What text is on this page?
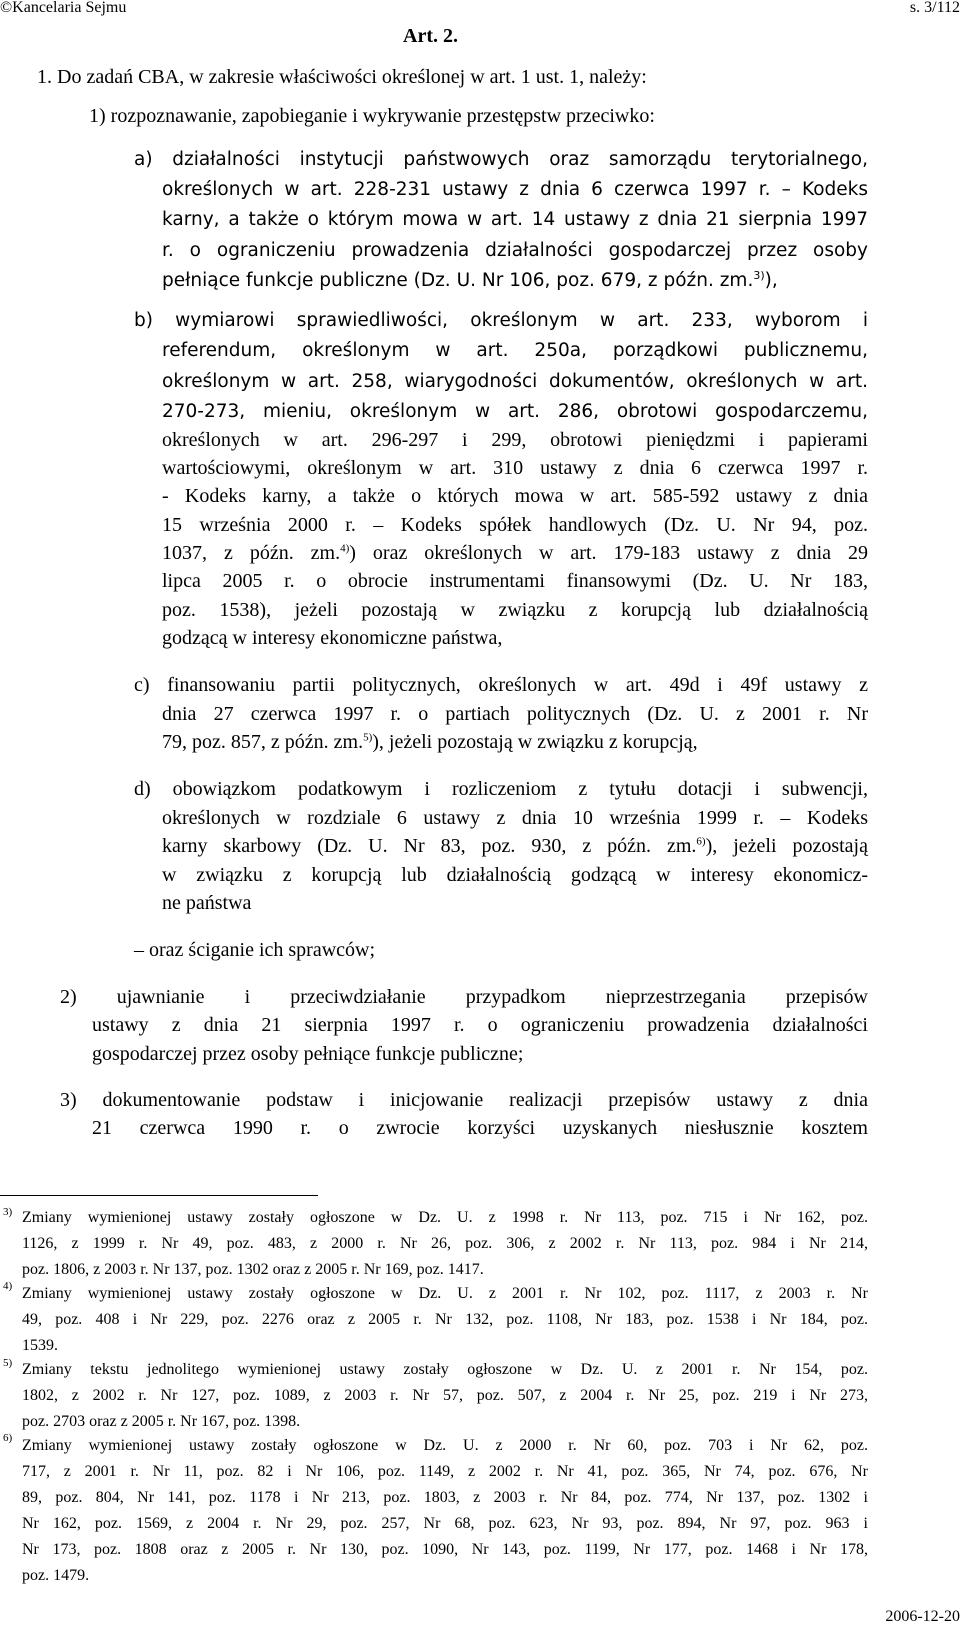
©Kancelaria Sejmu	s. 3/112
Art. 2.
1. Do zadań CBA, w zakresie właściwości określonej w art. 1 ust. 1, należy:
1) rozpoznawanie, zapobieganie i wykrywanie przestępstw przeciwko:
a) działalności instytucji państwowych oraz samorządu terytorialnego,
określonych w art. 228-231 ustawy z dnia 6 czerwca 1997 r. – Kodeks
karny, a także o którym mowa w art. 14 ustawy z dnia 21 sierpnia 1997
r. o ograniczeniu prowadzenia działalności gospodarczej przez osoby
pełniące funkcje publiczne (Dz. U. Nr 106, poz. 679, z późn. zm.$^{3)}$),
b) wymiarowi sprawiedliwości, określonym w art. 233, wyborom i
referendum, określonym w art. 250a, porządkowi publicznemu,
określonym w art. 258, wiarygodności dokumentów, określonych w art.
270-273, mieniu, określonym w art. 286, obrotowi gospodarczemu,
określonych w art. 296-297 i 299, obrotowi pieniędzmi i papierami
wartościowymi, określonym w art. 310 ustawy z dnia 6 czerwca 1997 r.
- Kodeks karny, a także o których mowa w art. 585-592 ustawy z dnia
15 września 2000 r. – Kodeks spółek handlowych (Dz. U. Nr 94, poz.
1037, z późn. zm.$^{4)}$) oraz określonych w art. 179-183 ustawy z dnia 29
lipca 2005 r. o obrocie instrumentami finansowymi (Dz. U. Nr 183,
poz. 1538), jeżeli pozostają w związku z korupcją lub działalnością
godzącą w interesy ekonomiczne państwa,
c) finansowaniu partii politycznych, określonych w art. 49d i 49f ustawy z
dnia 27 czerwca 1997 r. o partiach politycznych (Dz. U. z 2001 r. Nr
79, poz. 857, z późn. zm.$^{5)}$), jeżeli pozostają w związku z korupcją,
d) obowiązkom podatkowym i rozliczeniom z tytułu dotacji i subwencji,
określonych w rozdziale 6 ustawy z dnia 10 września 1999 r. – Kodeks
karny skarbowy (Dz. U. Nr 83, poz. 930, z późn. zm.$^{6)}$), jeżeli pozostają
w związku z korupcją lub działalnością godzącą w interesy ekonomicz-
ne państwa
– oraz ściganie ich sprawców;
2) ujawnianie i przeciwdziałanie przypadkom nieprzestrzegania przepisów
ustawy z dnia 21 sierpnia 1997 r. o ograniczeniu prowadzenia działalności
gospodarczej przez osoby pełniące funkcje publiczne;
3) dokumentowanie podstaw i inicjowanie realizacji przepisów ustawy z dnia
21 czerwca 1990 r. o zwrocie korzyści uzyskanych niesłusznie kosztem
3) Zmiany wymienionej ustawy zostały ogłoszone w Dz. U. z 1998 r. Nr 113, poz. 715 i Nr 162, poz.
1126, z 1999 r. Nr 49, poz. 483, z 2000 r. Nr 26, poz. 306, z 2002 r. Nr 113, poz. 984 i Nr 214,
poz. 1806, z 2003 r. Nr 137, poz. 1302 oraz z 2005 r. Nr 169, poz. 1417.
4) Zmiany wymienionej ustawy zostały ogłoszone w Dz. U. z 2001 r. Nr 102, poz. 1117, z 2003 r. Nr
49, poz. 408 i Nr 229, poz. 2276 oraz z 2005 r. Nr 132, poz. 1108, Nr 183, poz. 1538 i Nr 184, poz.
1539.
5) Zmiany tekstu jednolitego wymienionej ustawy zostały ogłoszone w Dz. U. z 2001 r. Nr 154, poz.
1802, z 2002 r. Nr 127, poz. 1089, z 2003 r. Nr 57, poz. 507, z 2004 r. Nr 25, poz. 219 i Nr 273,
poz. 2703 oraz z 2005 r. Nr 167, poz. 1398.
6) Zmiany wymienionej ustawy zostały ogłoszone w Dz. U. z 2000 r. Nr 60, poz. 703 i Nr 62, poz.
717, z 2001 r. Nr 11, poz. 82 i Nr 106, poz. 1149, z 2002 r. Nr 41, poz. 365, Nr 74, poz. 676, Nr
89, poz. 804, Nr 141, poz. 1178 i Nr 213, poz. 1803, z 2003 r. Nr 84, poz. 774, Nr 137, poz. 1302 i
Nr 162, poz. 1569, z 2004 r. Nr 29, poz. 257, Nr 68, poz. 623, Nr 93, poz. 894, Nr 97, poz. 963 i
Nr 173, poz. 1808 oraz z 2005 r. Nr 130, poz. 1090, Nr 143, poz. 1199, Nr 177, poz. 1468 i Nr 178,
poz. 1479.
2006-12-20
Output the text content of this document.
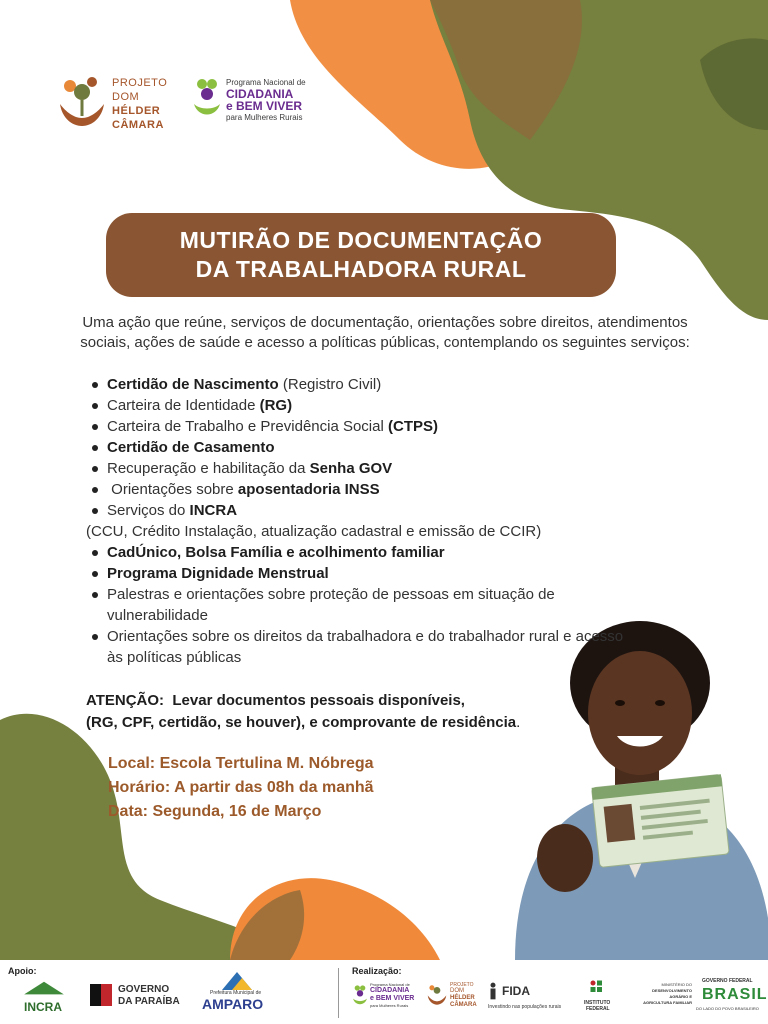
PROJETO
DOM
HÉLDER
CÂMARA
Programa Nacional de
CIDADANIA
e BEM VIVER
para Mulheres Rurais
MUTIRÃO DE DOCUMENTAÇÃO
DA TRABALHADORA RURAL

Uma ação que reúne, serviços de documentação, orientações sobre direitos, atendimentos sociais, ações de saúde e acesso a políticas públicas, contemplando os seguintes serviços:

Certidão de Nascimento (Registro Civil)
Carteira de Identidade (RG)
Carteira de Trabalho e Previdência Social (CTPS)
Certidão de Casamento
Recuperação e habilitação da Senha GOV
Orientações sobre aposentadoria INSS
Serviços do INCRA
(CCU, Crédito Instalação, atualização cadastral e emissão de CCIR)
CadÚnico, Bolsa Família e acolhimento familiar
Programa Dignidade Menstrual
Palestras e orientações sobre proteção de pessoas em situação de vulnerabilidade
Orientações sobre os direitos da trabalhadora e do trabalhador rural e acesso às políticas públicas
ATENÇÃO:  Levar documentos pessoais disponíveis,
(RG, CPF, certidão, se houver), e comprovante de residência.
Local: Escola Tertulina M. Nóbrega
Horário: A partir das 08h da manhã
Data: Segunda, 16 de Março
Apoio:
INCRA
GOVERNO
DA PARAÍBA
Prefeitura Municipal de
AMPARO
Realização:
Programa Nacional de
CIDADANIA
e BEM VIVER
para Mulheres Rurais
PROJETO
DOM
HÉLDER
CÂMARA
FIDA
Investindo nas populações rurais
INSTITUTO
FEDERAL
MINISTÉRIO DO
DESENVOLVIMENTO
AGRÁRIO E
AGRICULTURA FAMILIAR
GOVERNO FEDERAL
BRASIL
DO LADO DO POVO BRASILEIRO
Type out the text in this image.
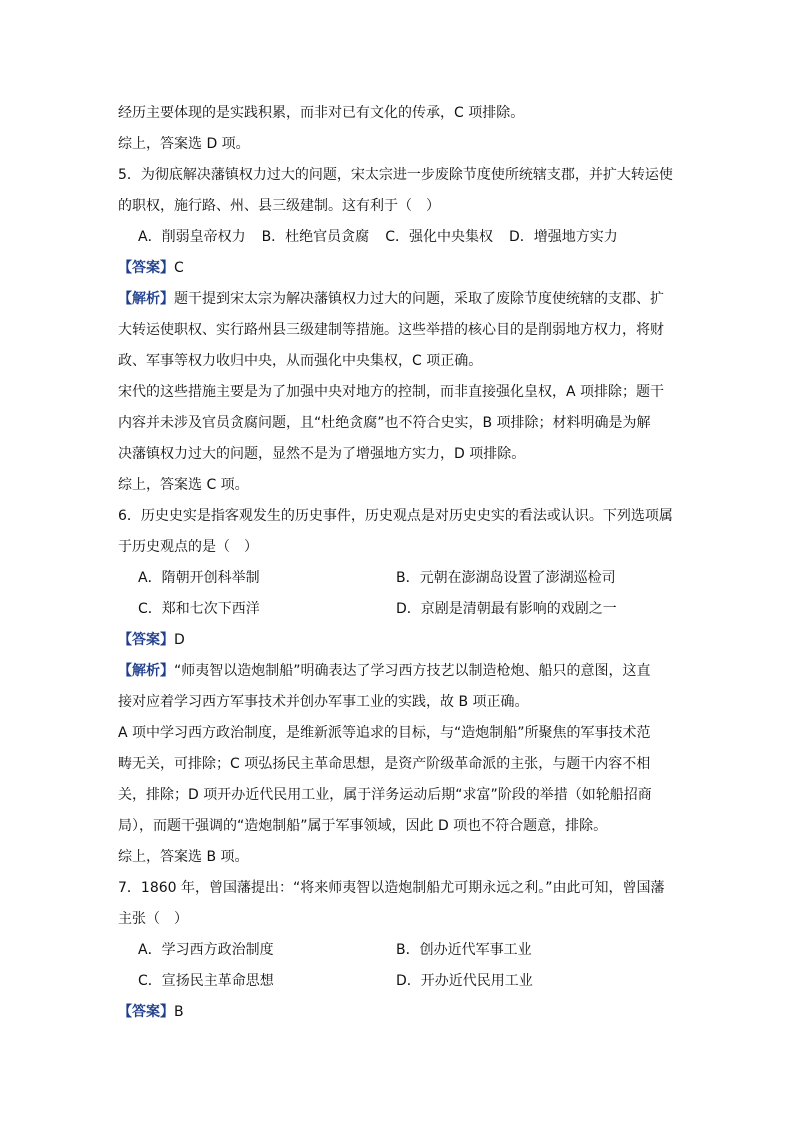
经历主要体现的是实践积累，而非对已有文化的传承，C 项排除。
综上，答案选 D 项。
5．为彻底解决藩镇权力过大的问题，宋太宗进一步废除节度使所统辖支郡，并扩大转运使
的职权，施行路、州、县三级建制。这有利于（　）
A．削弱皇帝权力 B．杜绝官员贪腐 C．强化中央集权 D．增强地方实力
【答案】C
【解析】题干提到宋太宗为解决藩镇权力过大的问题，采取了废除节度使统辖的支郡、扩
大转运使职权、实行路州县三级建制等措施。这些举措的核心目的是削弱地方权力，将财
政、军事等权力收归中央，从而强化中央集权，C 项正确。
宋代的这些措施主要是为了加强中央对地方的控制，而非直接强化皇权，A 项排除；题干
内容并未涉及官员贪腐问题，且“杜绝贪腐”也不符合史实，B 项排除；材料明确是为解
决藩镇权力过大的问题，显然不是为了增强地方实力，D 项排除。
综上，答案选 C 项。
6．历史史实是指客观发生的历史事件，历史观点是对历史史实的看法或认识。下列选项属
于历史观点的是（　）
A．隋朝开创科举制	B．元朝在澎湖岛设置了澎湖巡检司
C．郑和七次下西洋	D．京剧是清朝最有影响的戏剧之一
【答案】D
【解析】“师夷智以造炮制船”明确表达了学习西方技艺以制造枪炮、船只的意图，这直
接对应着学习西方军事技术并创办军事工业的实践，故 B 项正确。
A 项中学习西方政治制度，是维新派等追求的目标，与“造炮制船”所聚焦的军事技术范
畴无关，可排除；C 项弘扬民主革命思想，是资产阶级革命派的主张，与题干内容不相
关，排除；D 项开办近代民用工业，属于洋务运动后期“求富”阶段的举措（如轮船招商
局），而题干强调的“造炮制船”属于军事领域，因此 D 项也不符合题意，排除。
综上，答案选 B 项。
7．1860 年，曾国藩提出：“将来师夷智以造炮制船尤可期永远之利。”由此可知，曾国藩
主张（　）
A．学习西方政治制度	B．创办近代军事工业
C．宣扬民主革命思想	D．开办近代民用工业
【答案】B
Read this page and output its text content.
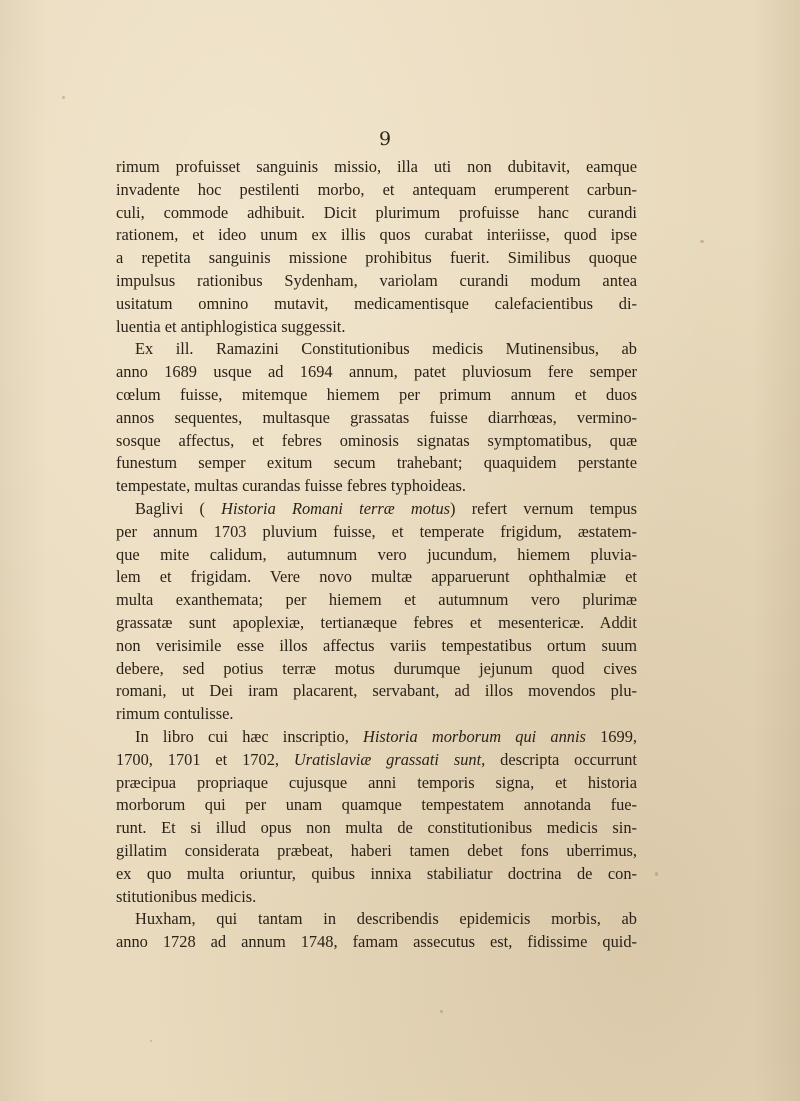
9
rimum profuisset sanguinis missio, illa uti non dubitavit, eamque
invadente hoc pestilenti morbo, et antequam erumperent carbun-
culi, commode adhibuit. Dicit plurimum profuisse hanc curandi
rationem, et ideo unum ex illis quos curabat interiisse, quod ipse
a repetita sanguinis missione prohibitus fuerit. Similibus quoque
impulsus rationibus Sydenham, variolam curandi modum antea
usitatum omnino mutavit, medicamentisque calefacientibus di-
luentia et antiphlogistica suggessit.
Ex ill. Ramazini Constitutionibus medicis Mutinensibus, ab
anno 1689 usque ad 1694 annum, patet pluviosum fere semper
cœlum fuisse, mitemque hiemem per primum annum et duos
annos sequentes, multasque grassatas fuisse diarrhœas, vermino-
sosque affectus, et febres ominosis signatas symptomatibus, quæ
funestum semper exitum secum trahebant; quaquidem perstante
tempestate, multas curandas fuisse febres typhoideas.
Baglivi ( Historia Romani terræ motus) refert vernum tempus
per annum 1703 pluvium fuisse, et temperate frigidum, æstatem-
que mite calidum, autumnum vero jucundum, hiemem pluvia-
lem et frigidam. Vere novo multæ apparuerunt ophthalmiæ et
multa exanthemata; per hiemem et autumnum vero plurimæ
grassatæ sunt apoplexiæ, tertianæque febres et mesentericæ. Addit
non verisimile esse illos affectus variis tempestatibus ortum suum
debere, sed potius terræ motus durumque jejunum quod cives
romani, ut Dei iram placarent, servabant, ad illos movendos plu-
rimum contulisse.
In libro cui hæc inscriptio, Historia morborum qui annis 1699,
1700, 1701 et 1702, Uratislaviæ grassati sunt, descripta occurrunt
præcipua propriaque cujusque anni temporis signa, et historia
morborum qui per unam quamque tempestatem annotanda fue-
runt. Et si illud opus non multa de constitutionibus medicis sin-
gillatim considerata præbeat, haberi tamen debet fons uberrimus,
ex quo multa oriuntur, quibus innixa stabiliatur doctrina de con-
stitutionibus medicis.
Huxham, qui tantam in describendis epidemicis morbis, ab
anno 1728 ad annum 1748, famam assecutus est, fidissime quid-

> _Short problem_: Choose all lines containing the string "morborum" and copy them out.

> _Task solution_:
In libro cui hæc inscriptio, Historia morborum qui annis 1699,
morborum qui per unam quamque tempestatem annotanda fue-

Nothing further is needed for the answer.